Stored entries:
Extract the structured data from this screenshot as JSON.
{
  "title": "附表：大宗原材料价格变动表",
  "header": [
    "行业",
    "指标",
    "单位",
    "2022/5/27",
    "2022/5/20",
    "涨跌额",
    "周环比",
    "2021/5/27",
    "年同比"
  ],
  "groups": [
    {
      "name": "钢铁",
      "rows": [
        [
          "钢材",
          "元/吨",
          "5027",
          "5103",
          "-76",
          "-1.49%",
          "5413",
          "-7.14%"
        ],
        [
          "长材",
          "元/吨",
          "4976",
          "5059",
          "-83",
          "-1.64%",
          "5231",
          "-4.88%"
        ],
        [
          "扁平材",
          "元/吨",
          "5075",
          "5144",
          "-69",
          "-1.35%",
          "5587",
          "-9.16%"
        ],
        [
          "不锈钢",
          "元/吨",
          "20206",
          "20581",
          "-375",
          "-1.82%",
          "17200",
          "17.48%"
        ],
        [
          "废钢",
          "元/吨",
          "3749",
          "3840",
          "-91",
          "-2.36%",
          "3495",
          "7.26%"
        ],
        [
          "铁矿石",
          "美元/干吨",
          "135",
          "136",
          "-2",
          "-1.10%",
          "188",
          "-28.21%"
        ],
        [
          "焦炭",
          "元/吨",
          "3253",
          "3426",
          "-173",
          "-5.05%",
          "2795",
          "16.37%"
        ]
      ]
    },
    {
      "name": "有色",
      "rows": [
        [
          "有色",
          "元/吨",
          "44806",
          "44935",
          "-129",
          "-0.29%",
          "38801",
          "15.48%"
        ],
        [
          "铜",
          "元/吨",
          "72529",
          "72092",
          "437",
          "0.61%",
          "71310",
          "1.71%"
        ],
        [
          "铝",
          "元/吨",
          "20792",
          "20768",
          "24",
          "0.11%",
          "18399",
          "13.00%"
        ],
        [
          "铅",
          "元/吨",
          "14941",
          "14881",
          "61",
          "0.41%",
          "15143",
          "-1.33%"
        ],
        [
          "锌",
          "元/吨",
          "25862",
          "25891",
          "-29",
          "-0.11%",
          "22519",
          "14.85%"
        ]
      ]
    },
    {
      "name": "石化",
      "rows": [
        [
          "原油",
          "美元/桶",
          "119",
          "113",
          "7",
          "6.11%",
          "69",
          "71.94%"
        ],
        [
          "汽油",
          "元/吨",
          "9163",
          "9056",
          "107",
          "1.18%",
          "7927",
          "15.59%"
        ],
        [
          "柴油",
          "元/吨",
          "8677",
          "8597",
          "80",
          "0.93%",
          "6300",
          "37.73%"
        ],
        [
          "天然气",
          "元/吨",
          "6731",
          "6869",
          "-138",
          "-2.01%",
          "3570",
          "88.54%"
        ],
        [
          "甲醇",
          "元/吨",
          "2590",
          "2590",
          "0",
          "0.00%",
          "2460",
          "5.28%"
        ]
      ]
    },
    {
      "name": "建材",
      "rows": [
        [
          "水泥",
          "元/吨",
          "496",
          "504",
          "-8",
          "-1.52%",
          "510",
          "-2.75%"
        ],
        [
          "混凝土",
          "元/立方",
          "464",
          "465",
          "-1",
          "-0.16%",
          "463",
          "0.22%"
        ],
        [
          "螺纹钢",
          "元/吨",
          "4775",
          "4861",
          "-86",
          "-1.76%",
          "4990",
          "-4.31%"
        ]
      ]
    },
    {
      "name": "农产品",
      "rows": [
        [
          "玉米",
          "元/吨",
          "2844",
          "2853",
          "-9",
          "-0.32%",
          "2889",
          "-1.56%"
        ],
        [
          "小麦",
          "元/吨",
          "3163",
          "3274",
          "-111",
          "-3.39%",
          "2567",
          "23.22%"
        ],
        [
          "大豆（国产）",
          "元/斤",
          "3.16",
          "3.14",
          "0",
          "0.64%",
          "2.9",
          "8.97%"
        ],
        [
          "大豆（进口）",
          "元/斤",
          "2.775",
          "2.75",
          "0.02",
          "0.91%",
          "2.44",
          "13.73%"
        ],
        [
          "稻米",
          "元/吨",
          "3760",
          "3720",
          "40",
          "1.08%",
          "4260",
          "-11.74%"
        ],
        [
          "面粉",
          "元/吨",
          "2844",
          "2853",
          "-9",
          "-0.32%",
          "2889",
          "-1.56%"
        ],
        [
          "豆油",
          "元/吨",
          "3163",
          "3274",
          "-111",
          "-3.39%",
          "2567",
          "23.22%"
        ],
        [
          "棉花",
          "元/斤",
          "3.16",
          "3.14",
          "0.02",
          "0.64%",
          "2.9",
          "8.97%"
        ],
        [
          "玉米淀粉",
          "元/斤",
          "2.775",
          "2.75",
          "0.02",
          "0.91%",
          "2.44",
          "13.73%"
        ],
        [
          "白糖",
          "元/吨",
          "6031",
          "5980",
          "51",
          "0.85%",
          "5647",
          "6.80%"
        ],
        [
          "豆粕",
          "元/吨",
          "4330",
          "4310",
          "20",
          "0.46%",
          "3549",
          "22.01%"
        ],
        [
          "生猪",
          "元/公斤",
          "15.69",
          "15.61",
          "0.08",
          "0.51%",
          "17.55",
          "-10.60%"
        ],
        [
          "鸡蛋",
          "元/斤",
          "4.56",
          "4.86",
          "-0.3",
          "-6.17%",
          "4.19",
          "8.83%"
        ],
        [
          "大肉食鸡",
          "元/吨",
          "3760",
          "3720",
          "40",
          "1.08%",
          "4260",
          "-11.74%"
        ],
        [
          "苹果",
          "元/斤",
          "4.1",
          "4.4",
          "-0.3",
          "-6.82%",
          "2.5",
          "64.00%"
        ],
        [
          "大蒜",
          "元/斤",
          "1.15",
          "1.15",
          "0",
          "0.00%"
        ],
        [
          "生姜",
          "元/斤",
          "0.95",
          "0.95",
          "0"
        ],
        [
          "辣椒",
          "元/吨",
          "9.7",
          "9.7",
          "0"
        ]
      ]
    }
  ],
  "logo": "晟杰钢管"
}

> Problem description
Write out the full set of records exactly as given.

> Answer for this exercise
Extract the structured data from this screenshot as JSON.
{
  "title": "附表：大宗原材料价格变动表",
  "header": [
    "行业",
    "指标",
    "单位",
    "2022/5/27",
    "2022/5/20",
    "涨跌额",
    "周环比",
    "2021/5/27",
    "年同比"
  ],
  "groups": [
    {
      "name": "钢铁",
      "rows": [
        [
          "钢材",
          "元/吨",
          "5027",
          "5103",
          "-76",
          "-1.49%",
          "5413",
          "-7.14%"
        ],
        [
          "长材",
          "元/吨",
          "4976",
          "5059",
          "-83",
          "-1.64%",
          "5231",
          "-4.88%"
        ],
        [
          "扁平材",
          "元/吨",
          "5075",
          "5144",
          "-69",
          "-1.35%",
          "5587",
          "-9.16%"
        ],
        [
          "不锈钢",
          "元/吨",
          "20206",
          "20581",
          "-375",
          "-1.82%",
          "17200",
          "17.48%"
        ],
        [
          "废钢",
          "元/吨",
          "3749",
          "3840",
          "-91",
          "-2.36%",
          "3495",
          "7.26%"
        ],
        [
          "铁矿石",
          "美元/干吨",
          "135",
          "136",
          "-2",
          "-1.10%",
          "188",
          "-28.21%"
        ],
        [
          "焦炭",
          "元/吨",
          "3253",
          "3426",
          "-173",
          "-5.05%",
          "2795",
          "16.37%"
        ]
      ]
    },
    {
      "name": "有色",
      "rows": [
        [
          "有色",
          "元/吨",
          "44806",
          "44935",
          "-129",
          "-0.29%",
          "38801",
          "15.48%"
        ],
        [
          "铜",
          "元/吨",
          "72529",
          "72092",
          "437",
          "0.61%",
          "71310",
          "1.71%"
        ],
        [
          "铝",
          "元/吨",
          "20792",
          "20768",
          "24",
          "0.11%",
          "18399",
          "13.00%"
        ],
        [
          "铅",
          "元/吨",
          "14941",
          "14881",
          "61",
          "0.41%",
          "15143",
          "-1.33%"
        ],
        [
          "锌",
          "元/吨",
          "25862",
          "25891",
          "-29",
          "-0.11%",
          "22519",
          "14.85%"
        ]
      ]
    },
    {
      "name": "石化",
      "rows": [
        [
          "原油",
          "美元/桶",
          "119",
          "113",
          "7",
          "6.11%",
          "69",
          "71.94%"
        ],
        [
          "汽油",
          "元/吨",
          "9163",
          "9056",
          "107",
          "1.18%",
          "7927",
          "15.59%"
        ],
        [
          "柴油",
          "元/吨",
          "8677",
          "8597",
          "80",
          "0.93%",
          "6300",
          "37.73%"
        ],
        [
          "天然气",
          "元/吨",
          "6731",
          "6869",
          "-138",
          "-2.01%",
          "3570",
          "88.54%"
        ],
        [
          "甲醇",
          "元/吨",
          "2590",
          "2590",
          "0",
          "0.00%",
          "2460",
          "5.28%"
        ]
      ]
    },
    {
      "name": "建材",
      "rows": [
        [
          "水泥",
          "元/吨",
          "496",
          "504",
          "-8",
          "-1.52%",
          "510",
          "-2.75%"
        ],
        [
          "混凝土",
          "元/立方",
          "464",
          "465",
          "-1",
          "-0.16%",
          "463",
          "0.22%"
        ],
        [
          "螺纹钢",
          "元/吨",
          "4775",
          "4861",
          "-86",
          "-1.76%",
          "4990",
          "-4.31%"
        ]
      ]
    },
    {
      "name": "农产品",
      "rows": [
        [
          "玉米",
          "元/吨",
          "2844",
          "2853",
          "-9",
          "-0.32%",
          "2889",
          "-1.56%"
        ],
        [
          "小麦",
          "元/吨",
          "3163",
          "3274",
          "-111",
          "-3.39%",
          "2567",
          "23.22%"
        ],
        [
          "大豆（国产）",
          "元/斤",
          "3.16",
          "3.14",
          "0",
          "0.64%",
          "2.9",
          "8.97%"
        ],
        [
          "大豆（进口）",
          "元/斤",
          "2.775",
          "2.75",
          "0.02",
          "0.91%",
          "2.44",
          "13.73%"
        ],
        [
          "稻米",
          "元/吨",
          "3760",
          "3720",
          "40",
          "1.08%",
          "4260",
          "-11.74%"
        ],
        [
          "面粉",
          "元/吨",
          "2844",
          "2853",
          "-9",
          "-0.32%",
          "2889",
          "-1.56%"
        ],
        [
          "豆油",
          "元/吨",
          "3163",
          "3274",
          "-111",
          "-3.39%",
          "2567",
          "23.22%"
        ],
        [
          "棉花",
          "元/斤",
          "3.16",
          "3.14",
          "0.02",
          "0.64%",
          "2.9",
          "8.97%"
        ],
        [
          "玉米淀粉",
          "元/斤",
          "2.775",
          "2.75",
          "0.02",
          "0.91%",
          "2.44",
          "13.73%"
        ],
        [
          "白糖",
          "元/吨",
          "6031",
          "5980",
          "51",
          "0.85%",
          "5647",
          "6.80%"
        ],
        [
          "豆粕",
          "元/吨",
          "4330",
          "4310",
          "20",
          "0.46%",
          "3549",
          "22.01%"
        ],
        [
          "生猪",
          "元/公斤",
          "15.69",
          "15.61",
          "0.08",
          "0.51%",
          "17.55",
          "-10.60%"
        ],
        [
          "鸡蛋",
          "元/斤",
          "4.56",
          "4.86",
          "-0.3",
          "-6.17%",
          "4.19",
          "8.83%"
        ],
        [
          "大肉食鸡",
          "元/吨",
          "3760",
          "3720",
          "40",
          "1.08%",
          "4260",
          "-11.74%"
        ],
        [
          "苹果",
          "元/斤",
          "4.1",
          "4.4",
          "-0.3",
          "-6.82%",
          "2.5",
          "64.00%"
        ],
        [
          "大蒜",
          "元/斤",
          "1.15",
          "1.15",
          "0",
          "0.00%"
        ],
        [
          "生姜",
          "元/斤",
          "0.95",
          "0.95",
          "0"
        ],
        [
          "辣椒",
          "元/吨",
          "9.7",
          "9.7",
          "0"
        ]
      ]
    }
  ],
  "logo": "晟杰钢管"
}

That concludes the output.